■ **GESTELLTE AUFGABEN**:
[1] Prüfe für jede Aussage, ob sie zum Text über die Simulationsanlage SUSAN passt. Antworte jeweils mit Ja oder Nein und zitiere die entscheidenden Worte wörtlich. (a) Um die Simulationsanlage wird seit 2002 gekämpft. (b) Die Lotsen des Hamburger Hafens nutzen die Anlage als externe Nutzer. (c) Die 360 Grad Drehung im Hafen macht nur unerfahrenen Seefahrern Probleme.
[2] Führe den Text über die Simulationsanlage SUSAN nach seinem letzten Satz fort.

"Seit 2002 kämpfen wir um die Simulationsanlage und haben jetzt verloren. Hamburg wird mit dem Wegfall von SUSAN mehr als nur seine renommierte Ausbildungsstätte für das deutsche Steuermannspatent verlieren", prophezeit der Hüter von SUSAN Hermann Morgenstern. "Die Tragweite der Einsatzfähigkeit dieser Simulationsanlage umfasst ungleich mehr." Der zweitgrößte Seehafen Europas ist dann nicht nur ohne Kapitänsausbildung. Auch die Lotsen des Hamburger Hafens als externe Nutzer der Anlage verlieren ihre direkt vor Ort gelegene Übungsmöglichkeit. In der perfekt simulierten Welt des Hamburger Hafens (der deutschen Bucht insgesamt) können sie jedes Schiffsmanöver am Simulator vorerst erproben und einüben. Vor allem die 360 Grad Drehung innerhalb des Hafens bereitet selbst erfahrenen Seefahrern Probleme. Dabei muss jedes Schiff das in den Hamburger Hafen einläuft diese komplizierte Drehung vollziehen. Ebenso kann SUSAN als TÜV für zukünftige noch nicht da gewesene Schiffsmodelle fungieren und diese auf ihre Seetauglichkeit hin prüfen.

■ **DATENZEILEN**:
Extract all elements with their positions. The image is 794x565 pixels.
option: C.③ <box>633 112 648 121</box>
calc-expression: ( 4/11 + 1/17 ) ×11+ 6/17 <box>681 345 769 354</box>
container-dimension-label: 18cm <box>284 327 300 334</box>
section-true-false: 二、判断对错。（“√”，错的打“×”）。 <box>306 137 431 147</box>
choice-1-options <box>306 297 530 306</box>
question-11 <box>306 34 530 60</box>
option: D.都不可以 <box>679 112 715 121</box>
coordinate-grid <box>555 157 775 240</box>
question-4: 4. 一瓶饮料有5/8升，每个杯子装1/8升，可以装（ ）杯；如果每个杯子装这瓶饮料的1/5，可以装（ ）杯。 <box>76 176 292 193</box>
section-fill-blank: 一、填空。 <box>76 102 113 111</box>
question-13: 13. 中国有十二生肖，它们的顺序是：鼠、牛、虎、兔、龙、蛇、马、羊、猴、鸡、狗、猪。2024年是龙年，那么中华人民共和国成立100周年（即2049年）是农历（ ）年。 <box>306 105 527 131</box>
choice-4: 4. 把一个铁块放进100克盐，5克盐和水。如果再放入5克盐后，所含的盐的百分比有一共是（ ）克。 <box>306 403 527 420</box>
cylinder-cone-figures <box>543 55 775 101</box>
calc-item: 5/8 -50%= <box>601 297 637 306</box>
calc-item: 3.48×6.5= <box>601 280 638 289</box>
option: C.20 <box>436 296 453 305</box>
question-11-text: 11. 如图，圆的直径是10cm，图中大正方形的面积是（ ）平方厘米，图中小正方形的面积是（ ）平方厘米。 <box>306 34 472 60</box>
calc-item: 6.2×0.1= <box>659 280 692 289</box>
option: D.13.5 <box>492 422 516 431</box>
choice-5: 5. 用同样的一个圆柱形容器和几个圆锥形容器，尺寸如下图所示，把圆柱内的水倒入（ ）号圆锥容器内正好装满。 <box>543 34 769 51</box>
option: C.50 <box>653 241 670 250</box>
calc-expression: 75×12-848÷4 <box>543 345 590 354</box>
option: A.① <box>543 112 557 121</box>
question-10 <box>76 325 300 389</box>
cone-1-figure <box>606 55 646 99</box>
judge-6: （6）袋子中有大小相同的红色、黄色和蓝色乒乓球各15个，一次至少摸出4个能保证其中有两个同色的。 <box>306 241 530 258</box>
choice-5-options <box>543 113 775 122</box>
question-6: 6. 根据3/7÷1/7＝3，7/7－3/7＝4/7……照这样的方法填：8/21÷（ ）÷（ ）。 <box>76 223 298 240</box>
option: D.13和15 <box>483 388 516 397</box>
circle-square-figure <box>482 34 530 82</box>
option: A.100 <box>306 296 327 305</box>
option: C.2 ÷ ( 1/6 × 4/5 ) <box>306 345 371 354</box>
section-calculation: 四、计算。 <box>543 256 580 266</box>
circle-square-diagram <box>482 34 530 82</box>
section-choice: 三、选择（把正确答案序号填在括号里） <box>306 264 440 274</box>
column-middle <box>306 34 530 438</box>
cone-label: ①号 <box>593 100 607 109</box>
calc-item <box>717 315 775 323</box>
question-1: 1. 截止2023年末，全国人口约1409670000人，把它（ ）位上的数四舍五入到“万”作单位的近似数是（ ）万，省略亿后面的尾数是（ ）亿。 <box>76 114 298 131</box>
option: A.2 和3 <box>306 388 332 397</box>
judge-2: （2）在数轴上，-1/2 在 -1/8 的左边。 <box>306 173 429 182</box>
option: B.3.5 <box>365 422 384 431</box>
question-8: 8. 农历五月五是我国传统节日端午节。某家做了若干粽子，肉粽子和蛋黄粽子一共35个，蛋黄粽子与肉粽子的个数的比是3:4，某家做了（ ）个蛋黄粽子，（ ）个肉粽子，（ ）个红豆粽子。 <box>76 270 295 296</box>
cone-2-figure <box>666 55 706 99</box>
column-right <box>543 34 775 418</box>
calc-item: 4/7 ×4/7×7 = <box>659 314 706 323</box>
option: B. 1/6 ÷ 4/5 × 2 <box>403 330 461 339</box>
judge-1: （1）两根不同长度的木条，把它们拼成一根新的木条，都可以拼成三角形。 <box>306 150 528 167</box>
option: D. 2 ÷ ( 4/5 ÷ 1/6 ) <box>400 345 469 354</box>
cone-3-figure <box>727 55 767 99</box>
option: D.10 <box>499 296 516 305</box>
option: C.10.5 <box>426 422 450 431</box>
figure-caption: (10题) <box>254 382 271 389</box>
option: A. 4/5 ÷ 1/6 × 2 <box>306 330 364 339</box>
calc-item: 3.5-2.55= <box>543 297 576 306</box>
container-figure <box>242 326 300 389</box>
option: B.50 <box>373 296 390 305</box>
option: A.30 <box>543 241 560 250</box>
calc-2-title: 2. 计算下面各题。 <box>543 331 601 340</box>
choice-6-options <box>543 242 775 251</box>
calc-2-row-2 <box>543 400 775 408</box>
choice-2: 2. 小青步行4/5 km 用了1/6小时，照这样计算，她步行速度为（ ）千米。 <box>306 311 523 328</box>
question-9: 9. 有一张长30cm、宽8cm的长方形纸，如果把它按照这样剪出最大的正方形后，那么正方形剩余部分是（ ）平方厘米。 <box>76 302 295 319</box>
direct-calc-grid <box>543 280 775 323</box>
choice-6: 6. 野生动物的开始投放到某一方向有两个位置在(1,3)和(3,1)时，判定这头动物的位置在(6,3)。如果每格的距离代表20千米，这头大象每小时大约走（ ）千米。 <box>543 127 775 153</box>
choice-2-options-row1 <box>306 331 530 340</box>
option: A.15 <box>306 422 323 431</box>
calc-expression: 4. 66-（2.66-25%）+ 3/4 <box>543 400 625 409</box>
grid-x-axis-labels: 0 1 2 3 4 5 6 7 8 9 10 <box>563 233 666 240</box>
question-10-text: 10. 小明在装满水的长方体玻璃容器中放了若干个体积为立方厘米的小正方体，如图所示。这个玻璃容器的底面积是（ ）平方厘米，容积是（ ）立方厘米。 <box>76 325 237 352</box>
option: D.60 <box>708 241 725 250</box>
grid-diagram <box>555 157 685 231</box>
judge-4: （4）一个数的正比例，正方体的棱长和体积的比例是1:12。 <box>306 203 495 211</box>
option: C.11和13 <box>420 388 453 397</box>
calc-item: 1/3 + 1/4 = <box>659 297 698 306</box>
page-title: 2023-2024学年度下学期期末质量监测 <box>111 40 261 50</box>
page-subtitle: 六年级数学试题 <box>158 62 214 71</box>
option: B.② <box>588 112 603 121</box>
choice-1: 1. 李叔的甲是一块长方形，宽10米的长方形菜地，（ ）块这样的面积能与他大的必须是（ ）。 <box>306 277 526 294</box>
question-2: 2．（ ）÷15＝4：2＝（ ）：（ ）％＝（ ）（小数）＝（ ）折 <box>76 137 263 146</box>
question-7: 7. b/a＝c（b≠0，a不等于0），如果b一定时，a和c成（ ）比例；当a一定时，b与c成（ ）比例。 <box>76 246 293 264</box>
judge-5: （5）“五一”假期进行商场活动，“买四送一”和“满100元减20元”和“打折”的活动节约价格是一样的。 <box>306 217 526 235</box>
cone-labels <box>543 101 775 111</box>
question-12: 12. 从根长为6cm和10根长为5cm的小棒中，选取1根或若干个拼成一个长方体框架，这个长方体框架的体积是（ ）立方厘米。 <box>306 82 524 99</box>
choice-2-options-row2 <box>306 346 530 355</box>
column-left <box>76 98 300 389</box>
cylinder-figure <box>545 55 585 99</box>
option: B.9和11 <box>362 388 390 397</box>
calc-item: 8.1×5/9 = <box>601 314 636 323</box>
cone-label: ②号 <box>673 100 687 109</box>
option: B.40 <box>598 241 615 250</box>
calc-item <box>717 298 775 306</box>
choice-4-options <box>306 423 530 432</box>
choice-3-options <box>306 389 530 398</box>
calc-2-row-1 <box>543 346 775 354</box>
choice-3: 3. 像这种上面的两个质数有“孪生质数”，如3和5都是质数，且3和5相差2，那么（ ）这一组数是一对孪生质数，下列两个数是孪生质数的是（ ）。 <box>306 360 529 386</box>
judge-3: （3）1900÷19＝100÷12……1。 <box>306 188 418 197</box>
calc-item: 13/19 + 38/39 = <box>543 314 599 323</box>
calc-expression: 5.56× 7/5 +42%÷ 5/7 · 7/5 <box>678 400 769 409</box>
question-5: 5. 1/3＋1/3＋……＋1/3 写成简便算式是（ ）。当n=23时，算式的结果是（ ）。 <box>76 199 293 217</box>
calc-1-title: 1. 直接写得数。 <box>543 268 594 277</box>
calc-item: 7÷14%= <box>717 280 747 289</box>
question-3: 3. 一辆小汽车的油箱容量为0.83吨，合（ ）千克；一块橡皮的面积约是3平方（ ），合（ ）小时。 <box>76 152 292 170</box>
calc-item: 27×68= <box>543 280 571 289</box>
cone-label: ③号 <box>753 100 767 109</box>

■ **ENDGÜLTIGE ANTWORTEN**:
[1]
(a) Ja: „Seit 2002 kämpfen wir um die Simulationsanlage und haben jetzt verloren.“
(b) Ja: „Auch die Lotsen des Hamburger Hafens als externe Nutzer der Anlage verlieren ihre direkt vor Ort gelegene Übungsmöglichkeit.“
(c) Nein: „Vor allem die 360 Grad Drehung innerhalb des Hafens bereitet selbst erfahrenen Seefahrern Probleme.“

[2]
Kapitän Hermann Jutrzenka von Morgenstern
Auf der Brücke des Simulators - der schlingernde und schaukelnde Boden vermittelt einen überwältigenden Echtheitseindruck - können die angehenden Kapitäne und Lotsen dank moderner Computeranlagen und Technik Containerriesen bis zu 390 Meter Länge und 14 Meter Tiefgang in das Labyrinth der Hamburger Hafenbecken bugsieren und die Volldrehung dann bei unterschiedlichen Strömungs-, Wind- und Sichtverhältnissen am Simulator versuchen. "Das setzt ungeheuer viel Fingerspitzengefühl und Gewässerkenntnisse voraus. Und diese sind hier gespeichert", sagt Kapitän Morgenstern und tippt sich dabei an die Stirn. Seit 1992 arbeitet er bei SUSAN und kennt nicht nur jeden Winkel der Simulationsanlage, sondern auch die Elbe und den Hamburger Hafen genau. Das Institut ISSUS - in erster Lage am Altonaer Elbhang mit Blick auf den Hamburger Hafen gelegen - ist sein Arbeitsplatz aus Leidenschaft. Hier wurden seit den 1990er Jahren Studierende zu Kapitänen oder zu Seesteuermännern mit der Zusatzqualifikation Schiffsmaschine ausgebildet. Vorne auf der Brücke, dem Herzstück von SUSAN, wurde "in Echt" geübt und in den hinteren Räumen konnte das Manöver dann vor Studierenden diskutiert und einer kritischen Durchleuchtung unterzogen werden: Wissen in der Praxis kann nicht besser umgesetzt werden.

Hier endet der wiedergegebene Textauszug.